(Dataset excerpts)
— Begin —

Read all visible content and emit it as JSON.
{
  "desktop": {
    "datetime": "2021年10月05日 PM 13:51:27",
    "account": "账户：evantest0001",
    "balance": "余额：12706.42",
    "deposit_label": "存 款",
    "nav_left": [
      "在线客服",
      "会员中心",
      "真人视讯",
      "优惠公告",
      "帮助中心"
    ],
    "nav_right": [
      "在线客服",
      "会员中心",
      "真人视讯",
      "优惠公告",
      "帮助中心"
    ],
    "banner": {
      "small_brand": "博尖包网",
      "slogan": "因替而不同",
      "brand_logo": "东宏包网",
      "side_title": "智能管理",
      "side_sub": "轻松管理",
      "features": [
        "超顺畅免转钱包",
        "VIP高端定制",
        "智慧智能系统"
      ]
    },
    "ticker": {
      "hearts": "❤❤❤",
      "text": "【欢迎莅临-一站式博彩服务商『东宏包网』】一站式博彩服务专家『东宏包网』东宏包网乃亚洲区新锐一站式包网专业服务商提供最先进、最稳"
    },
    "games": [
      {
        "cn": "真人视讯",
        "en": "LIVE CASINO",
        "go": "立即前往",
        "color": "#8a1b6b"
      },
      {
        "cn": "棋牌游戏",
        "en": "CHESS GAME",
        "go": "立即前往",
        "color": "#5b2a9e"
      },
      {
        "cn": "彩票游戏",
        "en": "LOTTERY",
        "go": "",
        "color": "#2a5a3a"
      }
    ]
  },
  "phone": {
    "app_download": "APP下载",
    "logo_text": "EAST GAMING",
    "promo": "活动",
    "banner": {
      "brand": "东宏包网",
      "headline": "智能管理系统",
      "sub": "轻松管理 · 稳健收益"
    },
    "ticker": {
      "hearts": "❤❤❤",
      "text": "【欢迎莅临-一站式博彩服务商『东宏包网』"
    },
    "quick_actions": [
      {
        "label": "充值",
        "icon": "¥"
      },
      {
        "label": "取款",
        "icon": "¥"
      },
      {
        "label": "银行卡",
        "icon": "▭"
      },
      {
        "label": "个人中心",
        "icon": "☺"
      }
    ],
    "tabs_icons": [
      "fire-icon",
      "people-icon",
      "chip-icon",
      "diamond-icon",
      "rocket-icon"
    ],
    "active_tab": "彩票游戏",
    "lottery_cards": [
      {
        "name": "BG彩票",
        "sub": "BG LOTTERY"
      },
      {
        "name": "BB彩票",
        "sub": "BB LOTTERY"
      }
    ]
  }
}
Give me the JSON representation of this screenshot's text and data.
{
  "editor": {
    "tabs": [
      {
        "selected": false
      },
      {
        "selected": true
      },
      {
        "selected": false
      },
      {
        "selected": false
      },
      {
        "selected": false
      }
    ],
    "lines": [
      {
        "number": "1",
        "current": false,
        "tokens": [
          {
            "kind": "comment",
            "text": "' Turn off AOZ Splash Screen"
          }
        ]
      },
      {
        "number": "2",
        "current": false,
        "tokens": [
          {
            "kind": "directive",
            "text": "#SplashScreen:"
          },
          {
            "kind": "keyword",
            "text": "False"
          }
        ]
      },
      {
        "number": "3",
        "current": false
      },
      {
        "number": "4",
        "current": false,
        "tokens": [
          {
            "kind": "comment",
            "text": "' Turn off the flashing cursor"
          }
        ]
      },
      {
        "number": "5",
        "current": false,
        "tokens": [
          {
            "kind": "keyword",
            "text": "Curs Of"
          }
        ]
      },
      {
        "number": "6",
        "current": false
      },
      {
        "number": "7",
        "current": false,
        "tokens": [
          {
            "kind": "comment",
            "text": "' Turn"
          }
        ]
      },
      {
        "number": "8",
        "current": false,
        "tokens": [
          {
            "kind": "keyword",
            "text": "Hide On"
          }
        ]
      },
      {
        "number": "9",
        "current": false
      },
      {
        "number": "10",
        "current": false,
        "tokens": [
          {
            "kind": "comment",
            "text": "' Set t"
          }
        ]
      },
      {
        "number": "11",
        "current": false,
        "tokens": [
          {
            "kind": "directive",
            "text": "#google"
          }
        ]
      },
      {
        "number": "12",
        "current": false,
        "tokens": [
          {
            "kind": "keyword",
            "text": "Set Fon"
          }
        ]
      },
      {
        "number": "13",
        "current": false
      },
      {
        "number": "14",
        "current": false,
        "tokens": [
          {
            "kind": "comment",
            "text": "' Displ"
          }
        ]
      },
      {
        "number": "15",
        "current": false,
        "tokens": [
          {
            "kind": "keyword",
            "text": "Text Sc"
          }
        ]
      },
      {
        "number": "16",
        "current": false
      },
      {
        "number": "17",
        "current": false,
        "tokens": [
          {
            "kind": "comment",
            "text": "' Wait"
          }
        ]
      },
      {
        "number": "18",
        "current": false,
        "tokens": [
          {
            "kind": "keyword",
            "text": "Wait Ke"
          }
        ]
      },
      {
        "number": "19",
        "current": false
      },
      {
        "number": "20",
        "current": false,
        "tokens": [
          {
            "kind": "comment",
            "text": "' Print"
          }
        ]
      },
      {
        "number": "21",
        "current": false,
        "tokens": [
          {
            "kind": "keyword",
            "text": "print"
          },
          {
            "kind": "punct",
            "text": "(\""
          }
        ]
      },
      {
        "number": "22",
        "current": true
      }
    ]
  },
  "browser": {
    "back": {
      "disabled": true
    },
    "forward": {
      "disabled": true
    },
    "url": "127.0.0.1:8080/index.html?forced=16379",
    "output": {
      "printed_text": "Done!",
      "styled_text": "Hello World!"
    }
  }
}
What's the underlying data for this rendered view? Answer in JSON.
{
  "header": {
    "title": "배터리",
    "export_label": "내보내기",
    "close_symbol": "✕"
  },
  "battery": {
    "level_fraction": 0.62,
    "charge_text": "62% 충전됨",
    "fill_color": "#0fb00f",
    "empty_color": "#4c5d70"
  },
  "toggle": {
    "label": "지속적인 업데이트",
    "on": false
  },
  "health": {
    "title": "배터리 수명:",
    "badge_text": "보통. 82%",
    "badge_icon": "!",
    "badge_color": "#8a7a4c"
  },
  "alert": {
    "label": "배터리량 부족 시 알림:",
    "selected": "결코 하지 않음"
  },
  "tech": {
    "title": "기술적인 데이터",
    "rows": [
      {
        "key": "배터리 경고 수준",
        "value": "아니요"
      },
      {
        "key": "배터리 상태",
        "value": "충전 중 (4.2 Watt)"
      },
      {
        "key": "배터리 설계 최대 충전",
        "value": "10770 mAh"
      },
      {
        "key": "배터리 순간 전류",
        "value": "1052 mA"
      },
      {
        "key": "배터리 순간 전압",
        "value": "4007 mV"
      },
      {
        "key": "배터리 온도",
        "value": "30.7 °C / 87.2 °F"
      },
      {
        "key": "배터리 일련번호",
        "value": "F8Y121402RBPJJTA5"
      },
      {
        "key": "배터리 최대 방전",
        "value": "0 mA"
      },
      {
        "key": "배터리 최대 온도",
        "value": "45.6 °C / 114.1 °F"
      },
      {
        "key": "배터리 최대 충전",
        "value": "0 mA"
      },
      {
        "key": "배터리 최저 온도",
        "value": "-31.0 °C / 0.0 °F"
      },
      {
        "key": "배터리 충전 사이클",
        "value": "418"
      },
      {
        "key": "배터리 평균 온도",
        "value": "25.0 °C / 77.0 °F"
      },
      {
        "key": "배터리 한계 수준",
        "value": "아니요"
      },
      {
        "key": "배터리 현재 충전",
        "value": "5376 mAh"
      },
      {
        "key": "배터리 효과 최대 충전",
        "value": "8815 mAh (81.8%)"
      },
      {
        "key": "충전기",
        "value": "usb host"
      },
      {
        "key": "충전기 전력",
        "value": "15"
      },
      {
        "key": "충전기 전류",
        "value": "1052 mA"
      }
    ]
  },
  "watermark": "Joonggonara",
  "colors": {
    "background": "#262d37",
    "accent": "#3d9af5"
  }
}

— End —

Check each line of the data above for the word "欢迎莅临", then state how many lines have it. Give the number alone.

#### Response to this task
2